**PROMPT**
Return the material word for word from its first line through the line that contains "produce-entry: Emeralda (GER)", including both.

■ ■ ■ ■ ■ ■ ■

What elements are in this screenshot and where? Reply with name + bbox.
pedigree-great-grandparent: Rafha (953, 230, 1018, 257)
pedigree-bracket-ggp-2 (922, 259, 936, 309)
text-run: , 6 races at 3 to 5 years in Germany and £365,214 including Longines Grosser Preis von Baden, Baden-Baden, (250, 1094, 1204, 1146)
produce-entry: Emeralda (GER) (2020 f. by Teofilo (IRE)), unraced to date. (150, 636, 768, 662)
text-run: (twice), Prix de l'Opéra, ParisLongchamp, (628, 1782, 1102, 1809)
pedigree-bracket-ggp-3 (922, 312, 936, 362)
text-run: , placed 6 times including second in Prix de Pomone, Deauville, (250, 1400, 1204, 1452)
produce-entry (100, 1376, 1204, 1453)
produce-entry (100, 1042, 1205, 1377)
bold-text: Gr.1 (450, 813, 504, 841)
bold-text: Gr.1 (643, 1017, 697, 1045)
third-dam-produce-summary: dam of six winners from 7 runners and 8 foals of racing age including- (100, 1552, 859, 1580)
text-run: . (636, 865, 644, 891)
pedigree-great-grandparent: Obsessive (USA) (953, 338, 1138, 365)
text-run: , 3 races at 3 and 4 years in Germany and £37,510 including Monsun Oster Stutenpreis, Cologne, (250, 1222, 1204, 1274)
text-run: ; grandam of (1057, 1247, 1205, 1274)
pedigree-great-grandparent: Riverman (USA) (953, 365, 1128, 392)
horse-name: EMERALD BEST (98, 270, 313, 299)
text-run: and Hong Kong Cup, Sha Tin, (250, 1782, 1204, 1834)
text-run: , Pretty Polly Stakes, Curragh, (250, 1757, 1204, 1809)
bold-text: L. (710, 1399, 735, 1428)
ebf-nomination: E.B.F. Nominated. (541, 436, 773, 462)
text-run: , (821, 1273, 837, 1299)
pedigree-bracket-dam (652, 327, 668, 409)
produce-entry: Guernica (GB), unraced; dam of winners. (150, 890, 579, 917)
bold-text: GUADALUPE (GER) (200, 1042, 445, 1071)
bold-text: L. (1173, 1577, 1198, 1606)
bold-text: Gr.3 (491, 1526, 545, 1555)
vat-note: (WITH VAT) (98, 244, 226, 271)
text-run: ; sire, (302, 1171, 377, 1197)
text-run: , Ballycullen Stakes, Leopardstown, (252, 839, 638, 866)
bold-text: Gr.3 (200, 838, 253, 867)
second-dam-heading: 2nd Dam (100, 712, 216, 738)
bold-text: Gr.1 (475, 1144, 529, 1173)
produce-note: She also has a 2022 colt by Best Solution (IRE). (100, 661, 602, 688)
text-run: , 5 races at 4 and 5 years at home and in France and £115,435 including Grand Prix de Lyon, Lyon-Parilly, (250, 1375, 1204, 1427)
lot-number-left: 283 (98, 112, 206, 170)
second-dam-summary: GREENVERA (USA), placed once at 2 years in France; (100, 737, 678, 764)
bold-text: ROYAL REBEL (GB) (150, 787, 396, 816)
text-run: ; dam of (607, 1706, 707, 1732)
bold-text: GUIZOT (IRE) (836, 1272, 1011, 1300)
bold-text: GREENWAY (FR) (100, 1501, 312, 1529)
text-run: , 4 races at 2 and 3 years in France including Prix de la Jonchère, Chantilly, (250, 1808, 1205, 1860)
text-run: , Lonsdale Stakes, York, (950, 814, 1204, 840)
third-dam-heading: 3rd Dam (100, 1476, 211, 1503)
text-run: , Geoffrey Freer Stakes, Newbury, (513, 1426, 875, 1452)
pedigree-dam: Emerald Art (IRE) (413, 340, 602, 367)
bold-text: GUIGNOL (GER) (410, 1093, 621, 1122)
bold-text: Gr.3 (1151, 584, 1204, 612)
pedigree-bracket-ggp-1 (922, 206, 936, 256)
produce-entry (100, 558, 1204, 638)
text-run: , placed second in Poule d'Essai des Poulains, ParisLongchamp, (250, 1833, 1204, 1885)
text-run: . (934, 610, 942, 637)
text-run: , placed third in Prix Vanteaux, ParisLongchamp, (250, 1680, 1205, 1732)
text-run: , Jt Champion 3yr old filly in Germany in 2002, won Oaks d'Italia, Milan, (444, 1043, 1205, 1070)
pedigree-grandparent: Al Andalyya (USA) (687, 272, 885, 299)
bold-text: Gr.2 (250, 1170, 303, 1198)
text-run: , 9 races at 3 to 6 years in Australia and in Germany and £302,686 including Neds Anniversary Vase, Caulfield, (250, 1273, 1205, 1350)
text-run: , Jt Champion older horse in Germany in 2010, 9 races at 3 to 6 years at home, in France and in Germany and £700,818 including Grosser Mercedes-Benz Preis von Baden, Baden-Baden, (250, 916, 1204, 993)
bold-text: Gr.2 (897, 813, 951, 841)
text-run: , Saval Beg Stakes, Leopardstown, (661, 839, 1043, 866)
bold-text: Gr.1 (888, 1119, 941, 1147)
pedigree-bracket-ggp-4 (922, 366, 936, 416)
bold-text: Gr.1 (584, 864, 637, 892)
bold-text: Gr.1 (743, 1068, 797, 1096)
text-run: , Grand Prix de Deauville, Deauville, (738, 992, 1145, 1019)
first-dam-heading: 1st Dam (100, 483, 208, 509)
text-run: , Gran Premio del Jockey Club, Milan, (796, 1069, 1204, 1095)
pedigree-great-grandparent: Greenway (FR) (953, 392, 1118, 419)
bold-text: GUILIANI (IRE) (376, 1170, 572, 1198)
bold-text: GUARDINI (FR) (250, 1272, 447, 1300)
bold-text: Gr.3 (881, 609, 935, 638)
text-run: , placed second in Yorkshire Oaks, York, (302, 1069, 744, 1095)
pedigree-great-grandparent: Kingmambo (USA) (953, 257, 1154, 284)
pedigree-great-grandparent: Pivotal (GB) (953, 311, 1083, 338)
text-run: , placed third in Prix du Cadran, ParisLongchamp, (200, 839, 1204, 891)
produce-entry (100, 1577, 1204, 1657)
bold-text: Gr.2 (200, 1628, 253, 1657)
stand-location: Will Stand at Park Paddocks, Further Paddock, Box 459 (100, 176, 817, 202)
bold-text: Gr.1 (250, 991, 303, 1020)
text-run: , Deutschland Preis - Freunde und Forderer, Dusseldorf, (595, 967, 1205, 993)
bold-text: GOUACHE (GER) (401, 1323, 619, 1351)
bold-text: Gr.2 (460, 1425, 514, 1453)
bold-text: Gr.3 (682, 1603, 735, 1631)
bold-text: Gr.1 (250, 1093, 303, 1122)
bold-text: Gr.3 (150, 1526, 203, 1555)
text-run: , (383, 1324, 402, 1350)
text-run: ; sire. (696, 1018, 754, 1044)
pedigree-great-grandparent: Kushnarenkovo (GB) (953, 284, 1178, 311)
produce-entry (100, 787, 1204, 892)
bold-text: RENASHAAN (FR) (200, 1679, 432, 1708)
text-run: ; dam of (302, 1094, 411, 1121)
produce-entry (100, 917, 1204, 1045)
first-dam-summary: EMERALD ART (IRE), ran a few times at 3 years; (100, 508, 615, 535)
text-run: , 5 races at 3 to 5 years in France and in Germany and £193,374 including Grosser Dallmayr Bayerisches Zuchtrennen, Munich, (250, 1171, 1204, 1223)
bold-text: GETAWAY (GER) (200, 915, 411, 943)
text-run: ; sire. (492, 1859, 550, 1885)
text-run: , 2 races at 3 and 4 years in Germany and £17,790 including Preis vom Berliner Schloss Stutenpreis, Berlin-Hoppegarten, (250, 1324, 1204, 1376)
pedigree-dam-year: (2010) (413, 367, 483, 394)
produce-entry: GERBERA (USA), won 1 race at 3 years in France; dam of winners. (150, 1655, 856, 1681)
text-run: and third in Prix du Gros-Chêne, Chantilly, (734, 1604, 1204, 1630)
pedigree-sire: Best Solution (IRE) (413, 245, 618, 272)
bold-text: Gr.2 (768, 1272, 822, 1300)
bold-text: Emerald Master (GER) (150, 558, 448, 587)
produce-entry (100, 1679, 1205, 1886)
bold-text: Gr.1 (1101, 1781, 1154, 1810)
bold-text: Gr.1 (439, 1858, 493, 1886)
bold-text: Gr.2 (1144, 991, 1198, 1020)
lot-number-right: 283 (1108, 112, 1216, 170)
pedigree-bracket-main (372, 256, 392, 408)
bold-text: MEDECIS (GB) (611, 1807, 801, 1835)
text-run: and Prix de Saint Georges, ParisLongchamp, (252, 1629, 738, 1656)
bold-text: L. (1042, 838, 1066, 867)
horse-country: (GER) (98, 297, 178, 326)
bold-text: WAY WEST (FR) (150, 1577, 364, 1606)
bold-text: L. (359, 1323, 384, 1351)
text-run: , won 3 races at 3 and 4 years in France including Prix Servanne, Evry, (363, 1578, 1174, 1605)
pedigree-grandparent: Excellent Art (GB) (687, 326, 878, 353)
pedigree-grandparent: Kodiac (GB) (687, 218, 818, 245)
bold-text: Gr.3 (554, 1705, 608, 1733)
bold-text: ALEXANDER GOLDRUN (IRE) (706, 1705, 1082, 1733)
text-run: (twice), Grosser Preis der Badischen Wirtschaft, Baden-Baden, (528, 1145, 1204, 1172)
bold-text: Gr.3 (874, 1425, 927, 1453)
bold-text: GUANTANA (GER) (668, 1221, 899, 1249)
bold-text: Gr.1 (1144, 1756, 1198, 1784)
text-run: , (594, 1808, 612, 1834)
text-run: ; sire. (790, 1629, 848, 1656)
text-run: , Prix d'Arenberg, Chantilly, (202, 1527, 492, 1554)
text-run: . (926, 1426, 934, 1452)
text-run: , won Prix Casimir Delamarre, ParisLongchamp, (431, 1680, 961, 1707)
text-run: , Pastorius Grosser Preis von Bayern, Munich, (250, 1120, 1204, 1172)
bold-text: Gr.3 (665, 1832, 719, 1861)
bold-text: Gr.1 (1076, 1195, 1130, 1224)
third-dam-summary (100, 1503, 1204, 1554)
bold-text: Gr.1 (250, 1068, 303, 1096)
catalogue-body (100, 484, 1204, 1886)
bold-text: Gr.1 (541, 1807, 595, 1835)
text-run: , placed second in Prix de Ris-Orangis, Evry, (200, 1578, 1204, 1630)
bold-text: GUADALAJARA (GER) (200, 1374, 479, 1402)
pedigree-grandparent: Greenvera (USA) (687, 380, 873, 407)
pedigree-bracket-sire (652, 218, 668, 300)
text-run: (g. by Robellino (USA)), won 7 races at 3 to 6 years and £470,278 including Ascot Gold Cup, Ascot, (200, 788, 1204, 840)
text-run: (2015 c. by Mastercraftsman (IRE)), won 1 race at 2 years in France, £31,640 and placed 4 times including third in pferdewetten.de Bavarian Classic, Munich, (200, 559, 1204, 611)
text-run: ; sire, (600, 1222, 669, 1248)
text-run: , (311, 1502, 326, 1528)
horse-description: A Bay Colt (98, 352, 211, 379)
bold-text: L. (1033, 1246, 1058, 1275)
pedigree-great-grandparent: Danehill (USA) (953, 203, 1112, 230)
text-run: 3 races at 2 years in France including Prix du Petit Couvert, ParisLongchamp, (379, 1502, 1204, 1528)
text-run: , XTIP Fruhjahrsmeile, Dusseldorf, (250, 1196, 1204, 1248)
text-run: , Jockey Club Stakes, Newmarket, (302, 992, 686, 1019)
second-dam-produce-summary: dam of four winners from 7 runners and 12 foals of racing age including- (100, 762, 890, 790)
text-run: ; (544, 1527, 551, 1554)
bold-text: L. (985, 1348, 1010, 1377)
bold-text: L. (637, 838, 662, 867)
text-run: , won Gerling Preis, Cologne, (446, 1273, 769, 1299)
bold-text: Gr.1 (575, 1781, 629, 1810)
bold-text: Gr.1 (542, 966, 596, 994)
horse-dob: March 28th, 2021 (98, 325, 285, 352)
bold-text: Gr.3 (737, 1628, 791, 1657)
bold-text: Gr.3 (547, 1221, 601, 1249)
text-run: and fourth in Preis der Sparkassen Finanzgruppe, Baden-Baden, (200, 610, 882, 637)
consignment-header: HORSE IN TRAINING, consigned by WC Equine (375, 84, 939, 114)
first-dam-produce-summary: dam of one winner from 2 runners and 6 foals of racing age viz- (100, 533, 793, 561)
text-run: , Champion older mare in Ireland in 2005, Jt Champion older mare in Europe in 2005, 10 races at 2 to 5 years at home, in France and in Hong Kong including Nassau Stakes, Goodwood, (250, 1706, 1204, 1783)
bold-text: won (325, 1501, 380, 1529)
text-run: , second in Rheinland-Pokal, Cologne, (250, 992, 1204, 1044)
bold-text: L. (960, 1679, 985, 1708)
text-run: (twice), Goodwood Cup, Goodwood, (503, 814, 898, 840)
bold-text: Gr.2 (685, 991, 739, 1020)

■ ■ ■ ■ ■ ■ ■

**ANSWER**
What elements are in this screenshot and where? Reply with name + bbox.
pedigree-great-grandparent: Rafha (953, 230, 1018, 257)
pedigree-bracket-ggp-2 (922, 259, 936, 309)
text-run: , 6 races at 3 to 5 years in Germany and £365,214 including Longines Grosser Preis von Baden, Baden-Baden, (250, 1094, 1204, 1146)
produce-entry: Emeralda (GER) (2020 f. by Teofilo (IRE)), unraced to date. (150, 636, 768, 662)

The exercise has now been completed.